# AIM
Set down, word for word, the stretch of lines from the one containing "What data was" to the end of the records below.

Figure record extracts
※

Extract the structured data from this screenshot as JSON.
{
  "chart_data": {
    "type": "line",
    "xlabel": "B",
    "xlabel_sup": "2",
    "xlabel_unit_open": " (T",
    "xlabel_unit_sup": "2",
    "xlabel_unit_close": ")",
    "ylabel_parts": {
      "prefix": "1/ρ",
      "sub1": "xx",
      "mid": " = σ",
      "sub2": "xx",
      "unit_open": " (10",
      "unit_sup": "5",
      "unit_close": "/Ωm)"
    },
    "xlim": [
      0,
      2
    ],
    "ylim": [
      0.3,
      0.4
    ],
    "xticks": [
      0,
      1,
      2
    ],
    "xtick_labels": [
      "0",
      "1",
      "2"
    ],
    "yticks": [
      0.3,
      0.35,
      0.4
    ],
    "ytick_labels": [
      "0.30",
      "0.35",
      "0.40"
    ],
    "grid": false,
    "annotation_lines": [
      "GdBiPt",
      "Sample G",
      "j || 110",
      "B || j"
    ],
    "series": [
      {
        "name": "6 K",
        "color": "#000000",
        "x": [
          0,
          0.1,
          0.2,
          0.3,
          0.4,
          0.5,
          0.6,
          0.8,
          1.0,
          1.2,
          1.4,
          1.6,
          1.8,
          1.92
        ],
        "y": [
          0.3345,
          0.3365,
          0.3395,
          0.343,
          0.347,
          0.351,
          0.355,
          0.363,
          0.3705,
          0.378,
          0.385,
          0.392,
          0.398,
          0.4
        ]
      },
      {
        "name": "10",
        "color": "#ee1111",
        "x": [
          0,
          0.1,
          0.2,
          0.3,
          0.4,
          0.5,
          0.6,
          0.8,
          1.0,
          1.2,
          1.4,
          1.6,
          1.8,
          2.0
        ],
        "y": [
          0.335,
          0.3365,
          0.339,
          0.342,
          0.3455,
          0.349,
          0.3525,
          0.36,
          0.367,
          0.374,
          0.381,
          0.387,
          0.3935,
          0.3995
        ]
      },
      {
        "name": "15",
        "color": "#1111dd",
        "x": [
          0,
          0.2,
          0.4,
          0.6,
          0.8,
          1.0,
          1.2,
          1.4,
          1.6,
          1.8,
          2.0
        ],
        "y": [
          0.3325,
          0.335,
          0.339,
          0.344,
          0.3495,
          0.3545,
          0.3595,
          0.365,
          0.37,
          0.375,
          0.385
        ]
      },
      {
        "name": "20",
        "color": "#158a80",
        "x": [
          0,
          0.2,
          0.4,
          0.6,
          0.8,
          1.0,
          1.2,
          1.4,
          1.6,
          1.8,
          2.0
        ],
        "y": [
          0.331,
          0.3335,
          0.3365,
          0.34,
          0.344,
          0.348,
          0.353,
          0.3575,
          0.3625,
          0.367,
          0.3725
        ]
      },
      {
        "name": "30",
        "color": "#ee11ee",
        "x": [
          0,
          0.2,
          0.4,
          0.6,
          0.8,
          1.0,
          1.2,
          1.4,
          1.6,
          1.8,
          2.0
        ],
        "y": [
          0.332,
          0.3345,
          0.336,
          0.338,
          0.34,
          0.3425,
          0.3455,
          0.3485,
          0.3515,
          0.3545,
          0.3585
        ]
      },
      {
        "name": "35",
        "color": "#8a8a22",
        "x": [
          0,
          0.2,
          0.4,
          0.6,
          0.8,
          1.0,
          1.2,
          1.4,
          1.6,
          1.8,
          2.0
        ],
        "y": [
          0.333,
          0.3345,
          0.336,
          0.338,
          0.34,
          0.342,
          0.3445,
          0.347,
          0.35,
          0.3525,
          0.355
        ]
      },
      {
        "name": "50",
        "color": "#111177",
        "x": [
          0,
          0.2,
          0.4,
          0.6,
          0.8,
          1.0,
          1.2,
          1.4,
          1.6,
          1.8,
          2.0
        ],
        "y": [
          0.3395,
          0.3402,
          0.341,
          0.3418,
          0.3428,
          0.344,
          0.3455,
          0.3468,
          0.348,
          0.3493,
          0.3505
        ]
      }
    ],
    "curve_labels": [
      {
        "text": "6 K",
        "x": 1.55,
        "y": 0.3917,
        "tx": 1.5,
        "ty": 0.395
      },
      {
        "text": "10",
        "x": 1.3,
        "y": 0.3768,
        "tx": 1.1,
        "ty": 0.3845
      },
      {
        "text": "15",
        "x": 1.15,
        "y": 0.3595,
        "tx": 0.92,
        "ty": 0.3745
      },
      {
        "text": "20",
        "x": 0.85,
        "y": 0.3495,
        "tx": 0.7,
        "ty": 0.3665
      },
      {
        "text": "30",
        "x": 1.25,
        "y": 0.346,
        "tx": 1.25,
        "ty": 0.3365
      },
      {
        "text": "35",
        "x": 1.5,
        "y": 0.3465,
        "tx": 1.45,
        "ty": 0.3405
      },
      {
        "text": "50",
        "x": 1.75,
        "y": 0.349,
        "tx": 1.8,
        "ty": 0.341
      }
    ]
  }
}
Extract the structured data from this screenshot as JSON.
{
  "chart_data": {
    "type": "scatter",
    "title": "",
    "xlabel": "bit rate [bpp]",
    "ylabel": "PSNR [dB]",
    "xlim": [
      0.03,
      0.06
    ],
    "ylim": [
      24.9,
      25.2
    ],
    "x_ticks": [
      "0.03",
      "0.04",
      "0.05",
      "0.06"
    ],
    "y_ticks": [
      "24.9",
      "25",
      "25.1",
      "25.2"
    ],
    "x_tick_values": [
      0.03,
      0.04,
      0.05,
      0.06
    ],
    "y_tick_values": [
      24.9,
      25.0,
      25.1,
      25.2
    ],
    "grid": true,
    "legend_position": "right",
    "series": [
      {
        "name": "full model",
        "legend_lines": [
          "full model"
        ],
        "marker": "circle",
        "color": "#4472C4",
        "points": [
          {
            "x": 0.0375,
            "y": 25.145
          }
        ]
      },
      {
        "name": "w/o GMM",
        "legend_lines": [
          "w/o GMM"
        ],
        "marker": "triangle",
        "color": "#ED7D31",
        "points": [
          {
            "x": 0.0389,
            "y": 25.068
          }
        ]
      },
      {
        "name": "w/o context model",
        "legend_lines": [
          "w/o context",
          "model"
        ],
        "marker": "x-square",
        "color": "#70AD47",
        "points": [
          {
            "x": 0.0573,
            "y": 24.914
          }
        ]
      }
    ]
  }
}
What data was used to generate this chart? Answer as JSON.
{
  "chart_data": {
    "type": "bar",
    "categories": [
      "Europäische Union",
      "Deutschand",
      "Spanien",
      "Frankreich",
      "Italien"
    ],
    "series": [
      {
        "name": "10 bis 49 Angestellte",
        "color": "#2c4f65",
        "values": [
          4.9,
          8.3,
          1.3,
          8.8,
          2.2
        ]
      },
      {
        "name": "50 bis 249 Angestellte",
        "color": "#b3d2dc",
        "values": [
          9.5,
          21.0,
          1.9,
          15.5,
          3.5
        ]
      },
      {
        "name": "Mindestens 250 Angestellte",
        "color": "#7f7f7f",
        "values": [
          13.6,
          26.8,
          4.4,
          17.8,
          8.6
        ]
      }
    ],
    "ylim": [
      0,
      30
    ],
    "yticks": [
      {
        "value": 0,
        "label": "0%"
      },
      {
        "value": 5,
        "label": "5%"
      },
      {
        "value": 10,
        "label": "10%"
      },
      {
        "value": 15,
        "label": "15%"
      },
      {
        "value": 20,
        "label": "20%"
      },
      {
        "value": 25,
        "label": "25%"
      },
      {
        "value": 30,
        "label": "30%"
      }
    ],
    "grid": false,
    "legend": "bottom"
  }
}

※

# RESULT OF THIS EXERCISE
What data was used to generate this chart? Answer as JSON.
{
  "chart_data": {
    "type": "bar",
    "categories": [
      "Europäische Union",
      "Deutschand",
      "Spanien",
      "Frankreich",
      "Italien"
    ],
    "series": [
      {
        "name": "10 bis 49 Angestellte",
        "color": "#2c4f65",
        "values": [
          4.9,
          8.3,
          1.3,
          8.8,
          2.2
        ]
      },
      {
        "name": "50 bis 249 Angestellte",
        "color": "#b3d2dc",
        "values": [
          9.5,
          21.0,
          1.9,
          15.5,
          3.5
        ]
      },
      {
        "name": "Mindestens 250 Angestellte",
        "color": "#7f7f7f",
        "values": [
          13.6,
          26.8,
          4.4,
          17.8,
          8.6
        ]
      }
    ],
    "ylim": [
      0,
      30
    ],
    "yticks": [
      {
        "value": 0,
        "label": "0%"
      },
      {
        "value": 5,
        "label": "5%"
      },
      {
        "value": 10,
        "label": "10%"
      },
      {
        "value": 15,
        "label": "15%"
      },
      {
        "value": 20,
        "label": "20%"
      },
      {
        "value": 25,
        "label": "25%"
      },
      {
        "value": 30,
        "label": "30%"
      }
    ],
    "grid": false,
    "legend": "bottom"
  }
}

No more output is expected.